◆ THE TASK: Every line holding the word "this" counts once. Give the total, nothing more.

◆ AVAILABLE DATA:
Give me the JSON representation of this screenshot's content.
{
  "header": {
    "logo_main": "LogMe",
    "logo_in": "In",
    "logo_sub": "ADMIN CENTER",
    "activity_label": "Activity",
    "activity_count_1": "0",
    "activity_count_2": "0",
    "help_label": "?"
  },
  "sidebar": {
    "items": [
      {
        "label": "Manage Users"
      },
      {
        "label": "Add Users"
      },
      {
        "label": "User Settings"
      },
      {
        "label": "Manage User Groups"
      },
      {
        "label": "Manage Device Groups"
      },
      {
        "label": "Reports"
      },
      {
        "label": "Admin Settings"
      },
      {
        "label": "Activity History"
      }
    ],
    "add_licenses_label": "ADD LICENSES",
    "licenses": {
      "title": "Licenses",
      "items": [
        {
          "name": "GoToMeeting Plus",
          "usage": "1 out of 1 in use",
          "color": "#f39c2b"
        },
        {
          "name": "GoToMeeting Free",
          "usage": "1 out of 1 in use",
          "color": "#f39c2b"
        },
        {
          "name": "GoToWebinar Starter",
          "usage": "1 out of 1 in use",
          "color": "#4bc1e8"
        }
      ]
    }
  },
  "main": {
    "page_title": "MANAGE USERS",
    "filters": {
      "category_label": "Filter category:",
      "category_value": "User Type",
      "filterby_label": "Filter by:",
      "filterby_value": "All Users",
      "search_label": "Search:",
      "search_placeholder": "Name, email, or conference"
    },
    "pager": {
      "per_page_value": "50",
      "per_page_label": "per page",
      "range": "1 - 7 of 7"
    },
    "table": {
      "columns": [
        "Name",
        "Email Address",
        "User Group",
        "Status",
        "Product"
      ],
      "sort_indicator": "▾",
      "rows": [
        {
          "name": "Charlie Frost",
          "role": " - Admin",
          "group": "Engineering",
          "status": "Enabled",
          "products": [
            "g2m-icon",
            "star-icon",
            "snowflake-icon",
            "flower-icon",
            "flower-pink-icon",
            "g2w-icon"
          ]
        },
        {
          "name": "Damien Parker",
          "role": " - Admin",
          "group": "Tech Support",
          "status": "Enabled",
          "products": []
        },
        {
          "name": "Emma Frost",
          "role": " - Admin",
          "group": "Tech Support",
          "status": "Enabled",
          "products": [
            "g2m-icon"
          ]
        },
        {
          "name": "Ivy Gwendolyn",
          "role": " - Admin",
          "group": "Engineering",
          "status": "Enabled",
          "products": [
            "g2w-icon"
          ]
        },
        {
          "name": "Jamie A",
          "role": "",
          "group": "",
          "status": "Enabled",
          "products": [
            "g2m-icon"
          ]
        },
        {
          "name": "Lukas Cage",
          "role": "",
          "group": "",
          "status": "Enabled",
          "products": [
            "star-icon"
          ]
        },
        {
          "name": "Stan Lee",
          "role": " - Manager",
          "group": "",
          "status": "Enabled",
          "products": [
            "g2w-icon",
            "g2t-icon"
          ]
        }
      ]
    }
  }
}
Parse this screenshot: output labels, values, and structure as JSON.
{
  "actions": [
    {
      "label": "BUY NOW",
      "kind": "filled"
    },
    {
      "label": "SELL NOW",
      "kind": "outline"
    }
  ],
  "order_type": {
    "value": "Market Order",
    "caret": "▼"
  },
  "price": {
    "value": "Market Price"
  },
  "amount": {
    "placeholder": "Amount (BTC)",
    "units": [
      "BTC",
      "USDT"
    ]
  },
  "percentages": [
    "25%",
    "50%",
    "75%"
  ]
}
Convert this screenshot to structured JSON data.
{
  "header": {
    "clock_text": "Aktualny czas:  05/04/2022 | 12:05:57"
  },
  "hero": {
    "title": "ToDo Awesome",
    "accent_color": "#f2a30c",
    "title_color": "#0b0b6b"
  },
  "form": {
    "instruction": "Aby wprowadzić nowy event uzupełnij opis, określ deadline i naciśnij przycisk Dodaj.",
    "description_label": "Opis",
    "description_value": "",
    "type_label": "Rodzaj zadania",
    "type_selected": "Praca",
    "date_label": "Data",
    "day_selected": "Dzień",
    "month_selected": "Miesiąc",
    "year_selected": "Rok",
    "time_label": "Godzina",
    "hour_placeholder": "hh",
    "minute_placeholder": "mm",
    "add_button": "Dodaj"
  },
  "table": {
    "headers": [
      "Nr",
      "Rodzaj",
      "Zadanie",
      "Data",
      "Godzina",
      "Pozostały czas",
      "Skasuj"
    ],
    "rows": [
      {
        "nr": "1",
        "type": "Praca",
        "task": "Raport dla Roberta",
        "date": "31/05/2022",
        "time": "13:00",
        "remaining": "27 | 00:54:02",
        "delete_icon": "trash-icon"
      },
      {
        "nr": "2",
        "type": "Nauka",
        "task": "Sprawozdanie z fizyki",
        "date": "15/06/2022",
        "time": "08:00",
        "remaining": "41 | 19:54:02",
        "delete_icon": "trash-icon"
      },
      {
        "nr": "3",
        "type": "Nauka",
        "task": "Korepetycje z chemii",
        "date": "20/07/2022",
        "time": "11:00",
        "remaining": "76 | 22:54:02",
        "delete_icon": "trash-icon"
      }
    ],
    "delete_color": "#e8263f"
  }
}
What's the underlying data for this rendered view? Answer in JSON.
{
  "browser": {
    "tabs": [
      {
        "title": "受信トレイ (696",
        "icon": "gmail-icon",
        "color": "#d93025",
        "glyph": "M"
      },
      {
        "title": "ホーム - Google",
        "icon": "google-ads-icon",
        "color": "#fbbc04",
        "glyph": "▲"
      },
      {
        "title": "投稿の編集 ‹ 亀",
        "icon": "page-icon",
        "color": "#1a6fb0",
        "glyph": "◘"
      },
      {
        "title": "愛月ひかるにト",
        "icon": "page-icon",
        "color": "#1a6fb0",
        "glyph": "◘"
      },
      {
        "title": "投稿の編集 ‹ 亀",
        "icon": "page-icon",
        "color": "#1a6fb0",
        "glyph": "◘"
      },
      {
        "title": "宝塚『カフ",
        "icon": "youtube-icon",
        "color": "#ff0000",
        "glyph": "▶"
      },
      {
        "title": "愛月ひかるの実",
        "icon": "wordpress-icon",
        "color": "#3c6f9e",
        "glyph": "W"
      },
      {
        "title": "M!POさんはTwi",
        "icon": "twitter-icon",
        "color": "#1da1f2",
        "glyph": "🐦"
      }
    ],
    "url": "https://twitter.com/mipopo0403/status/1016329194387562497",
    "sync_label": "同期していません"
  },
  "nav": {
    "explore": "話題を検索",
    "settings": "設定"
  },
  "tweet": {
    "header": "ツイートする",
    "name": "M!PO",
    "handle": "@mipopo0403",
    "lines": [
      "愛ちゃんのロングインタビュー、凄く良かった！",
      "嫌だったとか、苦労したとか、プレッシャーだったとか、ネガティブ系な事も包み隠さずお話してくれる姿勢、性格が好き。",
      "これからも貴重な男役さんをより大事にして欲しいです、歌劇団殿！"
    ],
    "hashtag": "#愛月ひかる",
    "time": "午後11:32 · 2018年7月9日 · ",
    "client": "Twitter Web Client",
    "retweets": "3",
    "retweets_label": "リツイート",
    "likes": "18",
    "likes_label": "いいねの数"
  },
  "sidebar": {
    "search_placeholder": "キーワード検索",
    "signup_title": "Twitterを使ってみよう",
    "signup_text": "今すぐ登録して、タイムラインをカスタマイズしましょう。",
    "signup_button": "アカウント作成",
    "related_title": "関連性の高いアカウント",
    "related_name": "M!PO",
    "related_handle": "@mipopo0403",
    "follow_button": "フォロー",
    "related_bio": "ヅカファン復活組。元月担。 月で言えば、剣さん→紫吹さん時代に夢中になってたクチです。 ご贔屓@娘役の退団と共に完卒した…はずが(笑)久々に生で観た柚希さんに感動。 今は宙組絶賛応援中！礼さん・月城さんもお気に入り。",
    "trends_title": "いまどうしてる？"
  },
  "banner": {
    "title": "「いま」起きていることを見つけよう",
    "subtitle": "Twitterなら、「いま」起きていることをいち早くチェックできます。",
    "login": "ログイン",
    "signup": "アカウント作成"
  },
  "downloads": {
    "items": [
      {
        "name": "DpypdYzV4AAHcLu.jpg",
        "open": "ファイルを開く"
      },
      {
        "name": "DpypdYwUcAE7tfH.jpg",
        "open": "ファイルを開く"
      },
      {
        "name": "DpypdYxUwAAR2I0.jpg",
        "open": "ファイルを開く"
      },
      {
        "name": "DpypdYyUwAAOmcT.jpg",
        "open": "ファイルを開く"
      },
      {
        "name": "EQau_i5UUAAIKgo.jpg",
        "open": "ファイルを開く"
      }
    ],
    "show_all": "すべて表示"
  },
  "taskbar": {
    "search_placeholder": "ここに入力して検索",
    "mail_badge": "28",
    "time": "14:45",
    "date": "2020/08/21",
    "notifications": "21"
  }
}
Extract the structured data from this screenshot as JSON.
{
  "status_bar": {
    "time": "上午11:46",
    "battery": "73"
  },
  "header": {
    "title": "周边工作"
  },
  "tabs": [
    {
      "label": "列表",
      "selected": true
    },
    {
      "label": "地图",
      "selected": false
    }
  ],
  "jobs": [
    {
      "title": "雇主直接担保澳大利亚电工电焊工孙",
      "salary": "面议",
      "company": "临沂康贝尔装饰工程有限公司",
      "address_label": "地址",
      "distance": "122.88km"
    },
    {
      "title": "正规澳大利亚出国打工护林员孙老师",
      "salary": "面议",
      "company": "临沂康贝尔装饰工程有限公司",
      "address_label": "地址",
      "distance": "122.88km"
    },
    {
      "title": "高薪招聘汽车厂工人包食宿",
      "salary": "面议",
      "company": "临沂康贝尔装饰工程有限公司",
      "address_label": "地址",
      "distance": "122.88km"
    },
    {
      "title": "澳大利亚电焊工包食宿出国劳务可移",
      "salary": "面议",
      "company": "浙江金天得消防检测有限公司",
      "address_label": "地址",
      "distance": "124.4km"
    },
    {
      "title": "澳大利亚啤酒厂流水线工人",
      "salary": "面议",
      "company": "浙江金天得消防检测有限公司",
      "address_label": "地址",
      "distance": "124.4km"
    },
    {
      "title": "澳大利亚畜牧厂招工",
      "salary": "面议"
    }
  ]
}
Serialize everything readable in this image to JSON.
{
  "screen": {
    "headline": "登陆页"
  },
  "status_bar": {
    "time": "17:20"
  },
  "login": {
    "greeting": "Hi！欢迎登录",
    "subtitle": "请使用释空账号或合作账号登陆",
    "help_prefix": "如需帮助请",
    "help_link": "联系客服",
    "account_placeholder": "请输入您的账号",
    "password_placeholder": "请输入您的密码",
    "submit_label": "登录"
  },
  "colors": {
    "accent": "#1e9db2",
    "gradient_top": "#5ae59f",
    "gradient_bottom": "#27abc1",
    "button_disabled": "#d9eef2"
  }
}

◆ REPLY TO THE EXERCISE: 6